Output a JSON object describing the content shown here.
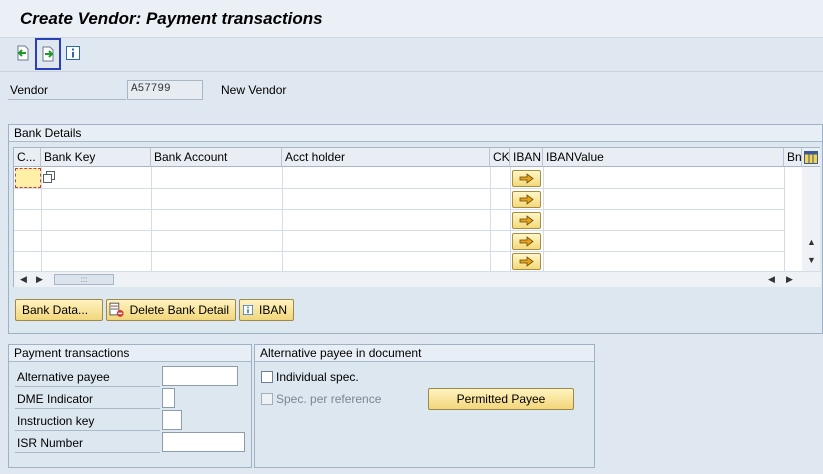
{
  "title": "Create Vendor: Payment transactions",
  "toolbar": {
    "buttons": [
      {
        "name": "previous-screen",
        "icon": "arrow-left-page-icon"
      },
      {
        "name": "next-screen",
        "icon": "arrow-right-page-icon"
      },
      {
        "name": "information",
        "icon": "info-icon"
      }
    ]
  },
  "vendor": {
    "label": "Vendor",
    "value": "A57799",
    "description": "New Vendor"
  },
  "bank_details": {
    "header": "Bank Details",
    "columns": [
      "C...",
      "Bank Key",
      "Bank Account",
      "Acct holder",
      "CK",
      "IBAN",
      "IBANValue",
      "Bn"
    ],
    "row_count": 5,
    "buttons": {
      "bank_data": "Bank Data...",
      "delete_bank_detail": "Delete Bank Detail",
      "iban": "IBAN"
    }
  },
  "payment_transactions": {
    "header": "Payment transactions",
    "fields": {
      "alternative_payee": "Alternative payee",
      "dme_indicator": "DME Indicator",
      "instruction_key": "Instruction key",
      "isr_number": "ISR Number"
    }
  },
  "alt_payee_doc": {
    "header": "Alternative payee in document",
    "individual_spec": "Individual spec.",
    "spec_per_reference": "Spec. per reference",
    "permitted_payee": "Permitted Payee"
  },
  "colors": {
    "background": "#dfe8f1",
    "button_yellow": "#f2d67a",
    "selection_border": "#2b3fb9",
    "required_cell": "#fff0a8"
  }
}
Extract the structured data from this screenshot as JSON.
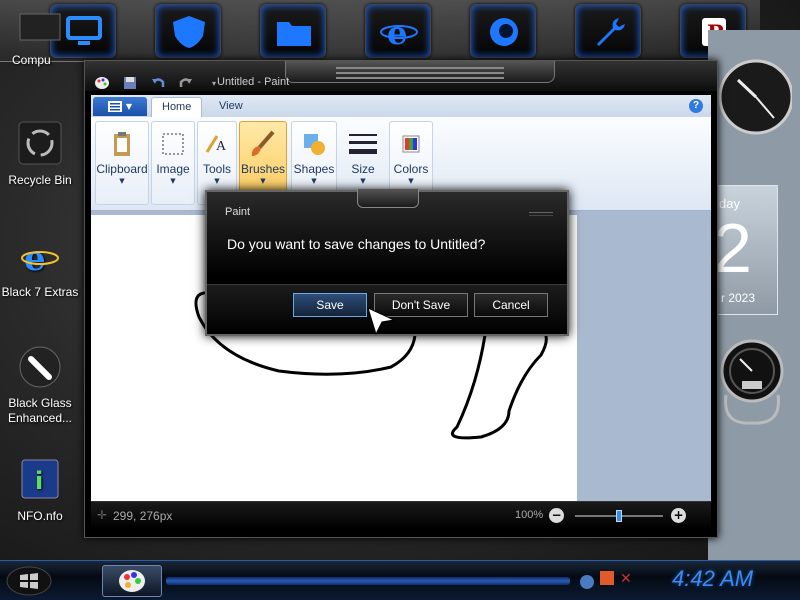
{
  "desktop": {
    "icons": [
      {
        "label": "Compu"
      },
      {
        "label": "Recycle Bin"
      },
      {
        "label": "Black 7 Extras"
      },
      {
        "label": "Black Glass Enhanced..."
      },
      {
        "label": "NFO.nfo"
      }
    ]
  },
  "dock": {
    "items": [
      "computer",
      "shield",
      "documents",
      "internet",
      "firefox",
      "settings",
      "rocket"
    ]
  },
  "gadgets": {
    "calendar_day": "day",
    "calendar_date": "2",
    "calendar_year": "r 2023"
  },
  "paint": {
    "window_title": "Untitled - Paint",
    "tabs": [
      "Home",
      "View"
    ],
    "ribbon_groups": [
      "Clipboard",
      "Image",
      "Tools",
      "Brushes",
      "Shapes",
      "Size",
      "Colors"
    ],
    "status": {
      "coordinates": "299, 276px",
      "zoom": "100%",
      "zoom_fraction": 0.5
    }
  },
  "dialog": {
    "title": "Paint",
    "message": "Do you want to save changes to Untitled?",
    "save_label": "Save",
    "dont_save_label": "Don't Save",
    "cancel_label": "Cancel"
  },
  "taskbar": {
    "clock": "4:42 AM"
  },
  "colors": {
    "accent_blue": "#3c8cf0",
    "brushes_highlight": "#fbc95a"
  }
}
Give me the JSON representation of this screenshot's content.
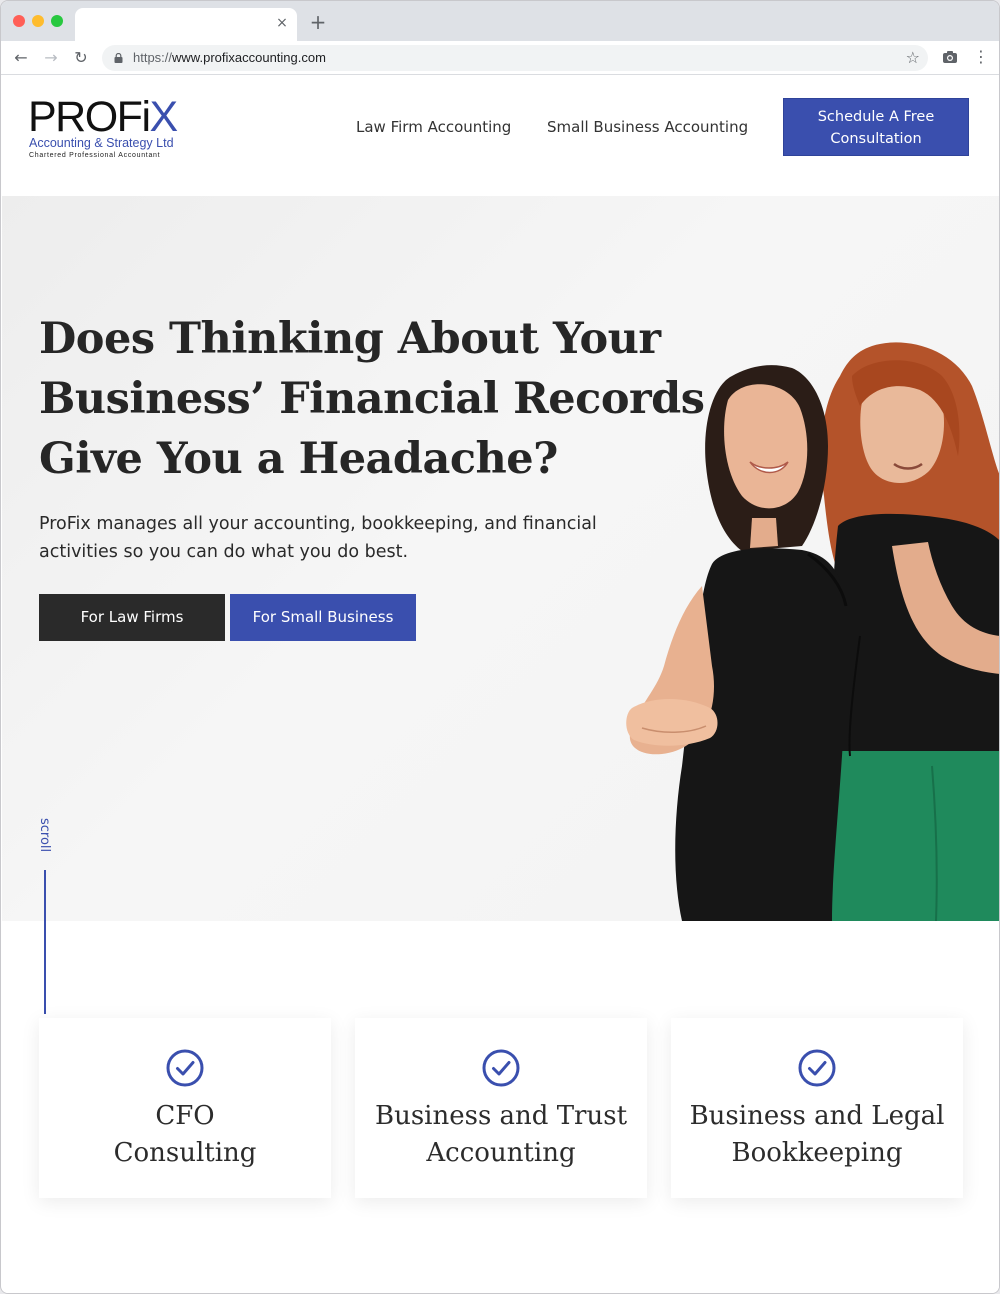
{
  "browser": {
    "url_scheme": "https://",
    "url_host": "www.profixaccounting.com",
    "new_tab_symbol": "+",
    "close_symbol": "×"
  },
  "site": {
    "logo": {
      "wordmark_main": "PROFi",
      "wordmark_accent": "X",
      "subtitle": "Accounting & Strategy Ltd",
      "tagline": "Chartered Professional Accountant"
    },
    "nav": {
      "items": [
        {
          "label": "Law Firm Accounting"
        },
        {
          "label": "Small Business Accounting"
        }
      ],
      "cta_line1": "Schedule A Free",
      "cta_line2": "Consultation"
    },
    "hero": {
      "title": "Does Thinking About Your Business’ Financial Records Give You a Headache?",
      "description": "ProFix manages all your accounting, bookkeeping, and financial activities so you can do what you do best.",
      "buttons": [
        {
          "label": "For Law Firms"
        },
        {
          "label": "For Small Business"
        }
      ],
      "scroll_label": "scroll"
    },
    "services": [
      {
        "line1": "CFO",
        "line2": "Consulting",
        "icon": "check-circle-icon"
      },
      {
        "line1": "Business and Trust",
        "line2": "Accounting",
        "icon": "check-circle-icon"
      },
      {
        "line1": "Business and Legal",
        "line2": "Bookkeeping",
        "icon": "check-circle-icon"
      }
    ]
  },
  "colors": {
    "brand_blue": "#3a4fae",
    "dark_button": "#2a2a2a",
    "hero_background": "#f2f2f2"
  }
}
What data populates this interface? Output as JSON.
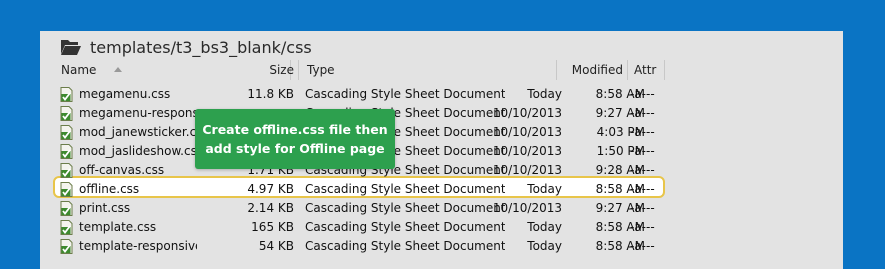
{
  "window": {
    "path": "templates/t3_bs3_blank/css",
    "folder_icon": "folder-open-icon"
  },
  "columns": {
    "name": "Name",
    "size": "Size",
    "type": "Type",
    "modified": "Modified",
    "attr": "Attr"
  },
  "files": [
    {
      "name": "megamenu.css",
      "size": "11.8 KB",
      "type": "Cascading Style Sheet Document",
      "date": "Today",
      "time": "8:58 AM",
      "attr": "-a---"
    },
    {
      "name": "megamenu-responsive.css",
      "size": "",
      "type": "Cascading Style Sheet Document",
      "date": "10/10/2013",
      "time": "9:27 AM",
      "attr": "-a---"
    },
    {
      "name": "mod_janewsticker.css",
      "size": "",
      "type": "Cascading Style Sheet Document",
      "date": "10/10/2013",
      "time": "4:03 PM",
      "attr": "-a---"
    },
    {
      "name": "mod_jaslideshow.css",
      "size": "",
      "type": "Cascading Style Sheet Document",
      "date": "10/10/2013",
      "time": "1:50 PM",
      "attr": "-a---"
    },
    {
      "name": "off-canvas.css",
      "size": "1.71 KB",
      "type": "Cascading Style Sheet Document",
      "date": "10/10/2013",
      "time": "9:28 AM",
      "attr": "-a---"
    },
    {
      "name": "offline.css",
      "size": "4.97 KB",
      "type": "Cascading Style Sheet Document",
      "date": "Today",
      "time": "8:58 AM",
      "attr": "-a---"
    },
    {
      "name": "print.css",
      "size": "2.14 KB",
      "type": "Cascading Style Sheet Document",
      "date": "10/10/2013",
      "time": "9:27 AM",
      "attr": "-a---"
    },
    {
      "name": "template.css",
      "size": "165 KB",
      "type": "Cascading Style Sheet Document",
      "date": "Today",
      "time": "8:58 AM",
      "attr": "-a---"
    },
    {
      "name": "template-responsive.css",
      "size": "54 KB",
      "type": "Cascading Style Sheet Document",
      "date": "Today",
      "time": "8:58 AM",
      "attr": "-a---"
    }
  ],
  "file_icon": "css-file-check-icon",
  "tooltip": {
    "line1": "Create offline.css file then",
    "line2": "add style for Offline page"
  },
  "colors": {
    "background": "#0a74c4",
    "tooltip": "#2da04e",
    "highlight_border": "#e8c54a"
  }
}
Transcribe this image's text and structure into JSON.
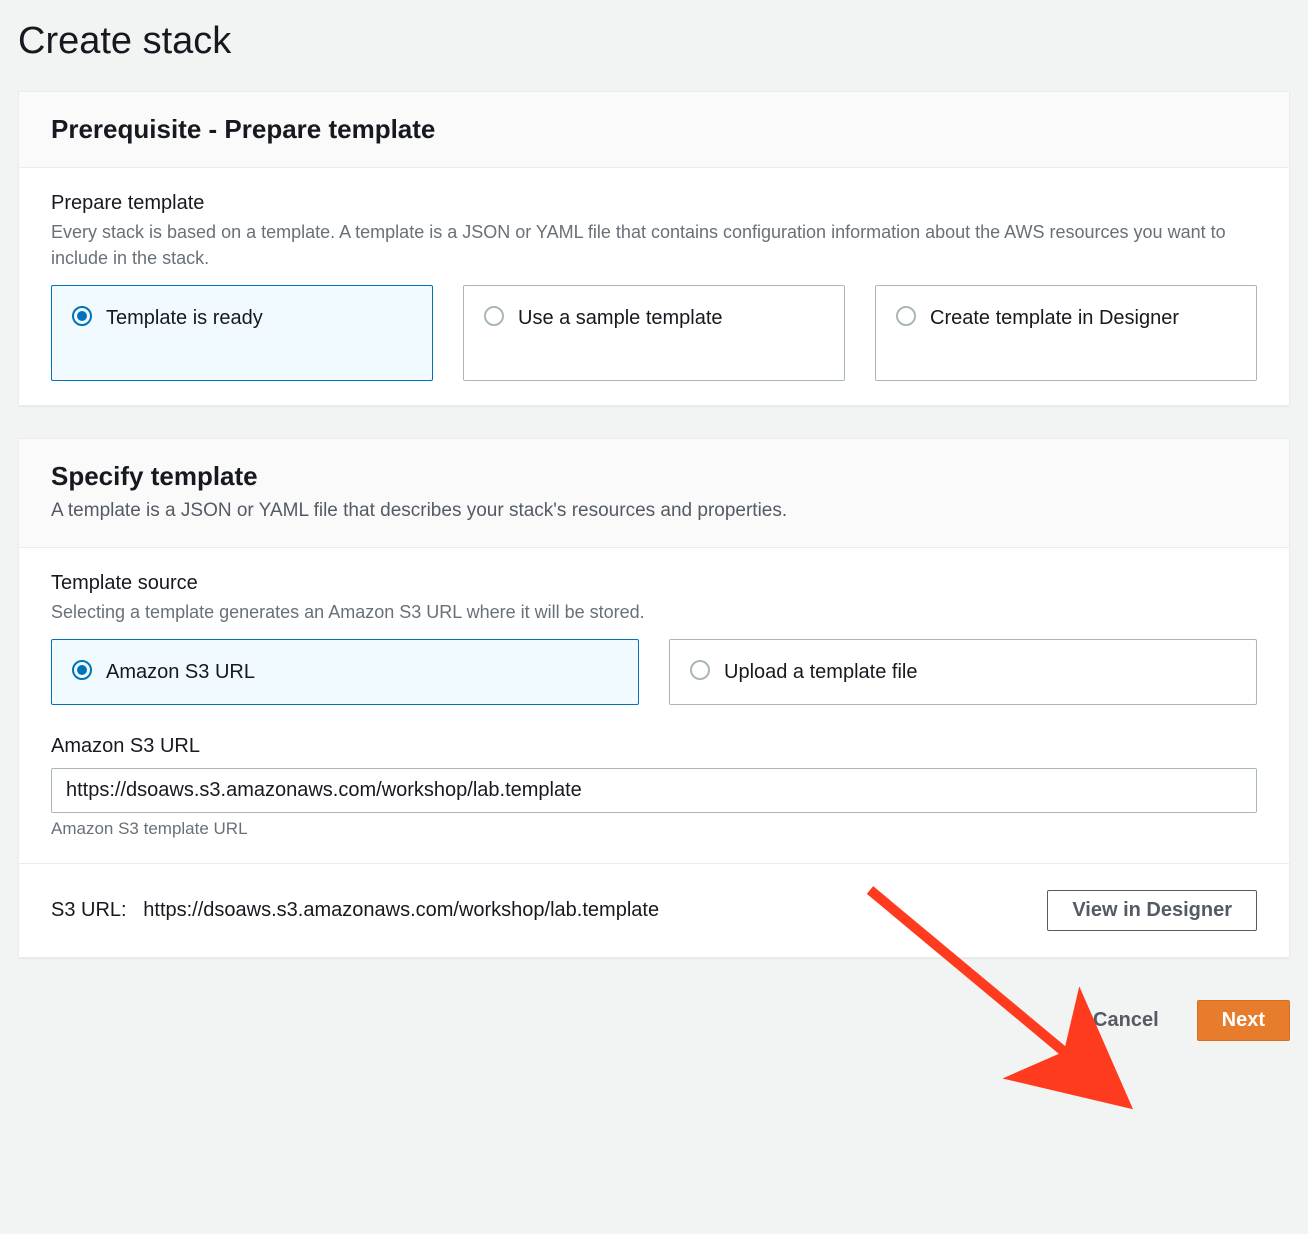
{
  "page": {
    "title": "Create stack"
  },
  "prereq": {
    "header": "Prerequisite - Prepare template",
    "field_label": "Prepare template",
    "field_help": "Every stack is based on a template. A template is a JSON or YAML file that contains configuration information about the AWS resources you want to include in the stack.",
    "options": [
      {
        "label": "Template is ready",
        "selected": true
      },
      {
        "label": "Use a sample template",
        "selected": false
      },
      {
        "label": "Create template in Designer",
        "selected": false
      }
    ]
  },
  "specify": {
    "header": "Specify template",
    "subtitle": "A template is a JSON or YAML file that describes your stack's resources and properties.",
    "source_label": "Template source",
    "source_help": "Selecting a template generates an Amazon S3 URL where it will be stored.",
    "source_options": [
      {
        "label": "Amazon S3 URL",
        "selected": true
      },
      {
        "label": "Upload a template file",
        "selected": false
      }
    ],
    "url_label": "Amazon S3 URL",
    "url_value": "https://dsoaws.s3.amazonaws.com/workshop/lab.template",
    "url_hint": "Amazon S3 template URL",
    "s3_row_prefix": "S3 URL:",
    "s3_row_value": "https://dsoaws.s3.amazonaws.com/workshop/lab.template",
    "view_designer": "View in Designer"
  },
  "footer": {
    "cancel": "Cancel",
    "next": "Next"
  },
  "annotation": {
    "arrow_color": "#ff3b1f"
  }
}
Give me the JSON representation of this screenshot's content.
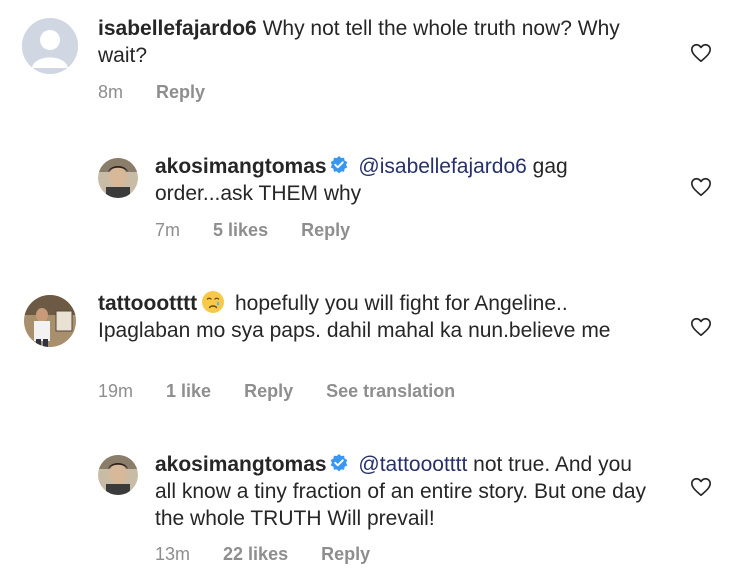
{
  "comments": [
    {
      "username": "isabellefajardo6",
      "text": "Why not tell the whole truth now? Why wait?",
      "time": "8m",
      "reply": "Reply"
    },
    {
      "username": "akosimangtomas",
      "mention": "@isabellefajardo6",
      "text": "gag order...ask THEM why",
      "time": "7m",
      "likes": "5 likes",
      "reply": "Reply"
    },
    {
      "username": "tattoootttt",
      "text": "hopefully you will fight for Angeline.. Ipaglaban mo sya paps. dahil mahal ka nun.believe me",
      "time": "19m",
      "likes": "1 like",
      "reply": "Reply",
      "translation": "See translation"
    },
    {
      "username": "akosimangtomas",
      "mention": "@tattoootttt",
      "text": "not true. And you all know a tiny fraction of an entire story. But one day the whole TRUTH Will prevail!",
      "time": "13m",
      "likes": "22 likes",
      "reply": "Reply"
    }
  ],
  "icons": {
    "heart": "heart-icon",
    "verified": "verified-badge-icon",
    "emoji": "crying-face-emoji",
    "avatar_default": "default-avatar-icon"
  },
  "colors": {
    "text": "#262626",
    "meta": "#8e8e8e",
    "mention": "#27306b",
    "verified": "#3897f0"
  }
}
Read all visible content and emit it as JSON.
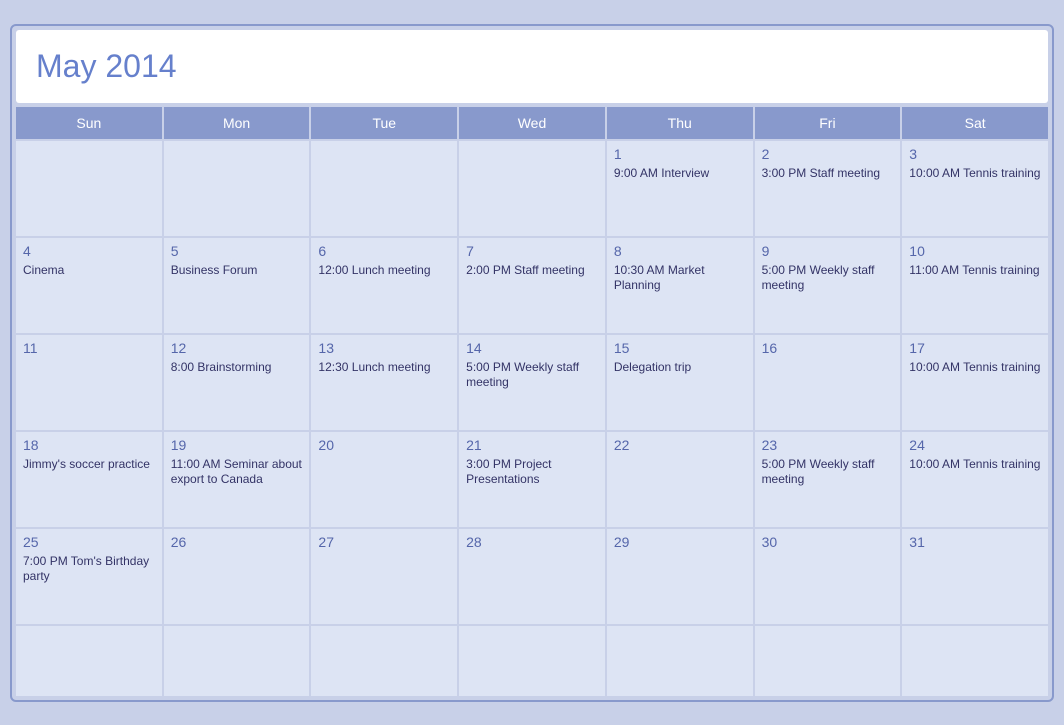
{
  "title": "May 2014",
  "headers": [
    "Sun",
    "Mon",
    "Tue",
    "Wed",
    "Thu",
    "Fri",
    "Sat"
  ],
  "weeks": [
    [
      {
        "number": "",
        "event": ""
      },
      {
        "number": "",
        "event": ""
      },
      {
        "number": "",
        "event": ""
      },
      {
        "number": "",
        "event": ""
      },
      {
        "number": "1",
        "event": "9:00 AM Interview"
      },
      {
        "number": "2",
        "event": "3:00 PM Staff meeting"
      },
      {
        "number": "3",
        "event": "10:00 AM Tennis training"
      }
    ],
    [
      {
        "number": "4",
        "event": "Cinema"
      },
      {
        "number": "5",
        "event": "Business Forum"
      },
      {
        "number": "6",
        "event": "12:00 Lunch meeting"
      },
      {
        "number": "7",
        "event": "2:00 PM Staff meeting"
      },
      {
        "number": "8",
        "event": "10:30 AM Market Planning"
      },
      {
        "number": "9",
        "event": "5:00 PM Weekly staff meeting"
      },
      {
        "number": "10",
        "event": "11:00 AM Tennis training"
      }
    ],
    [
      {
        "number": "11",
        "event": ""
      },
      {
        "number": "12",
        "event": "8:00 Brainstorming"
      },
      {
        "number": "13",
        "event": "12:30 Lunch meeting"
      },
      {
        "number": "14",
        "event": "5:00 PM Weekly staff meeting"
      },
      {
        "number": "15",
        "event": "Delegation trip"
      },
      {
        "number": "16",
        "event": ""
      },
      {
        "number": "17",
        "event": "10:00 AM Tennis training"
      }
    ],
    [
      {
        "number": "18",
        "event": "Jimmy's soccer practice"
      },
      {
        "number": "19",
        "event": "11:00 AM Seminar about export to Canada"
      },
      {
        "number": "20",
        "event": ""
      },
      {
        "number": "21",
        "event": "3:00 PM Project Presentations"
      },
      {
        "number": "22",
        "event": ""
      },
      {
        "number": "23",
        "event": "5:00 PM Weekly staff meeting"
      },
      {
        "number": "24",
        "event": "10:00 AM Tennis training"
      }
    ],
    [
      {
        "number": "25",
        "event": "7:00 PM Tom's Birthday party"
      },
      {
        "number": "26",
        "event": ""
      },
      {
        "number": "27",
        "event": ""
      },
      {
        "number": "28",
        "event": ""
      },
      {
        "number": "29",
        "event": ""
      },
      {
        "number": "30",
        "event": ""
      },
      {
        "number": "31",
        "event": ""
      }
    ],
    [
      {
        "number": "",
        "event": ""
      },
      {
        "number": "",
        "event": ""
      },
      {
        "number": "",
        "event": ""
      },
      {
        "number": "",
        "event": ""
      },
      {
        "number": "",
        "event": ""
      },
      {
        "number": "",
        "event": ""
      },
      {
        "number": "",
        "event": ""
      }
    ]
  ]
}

#### [Objective]
Give only the number of lines in the data that hold the string "content".

#### [Written answer]
4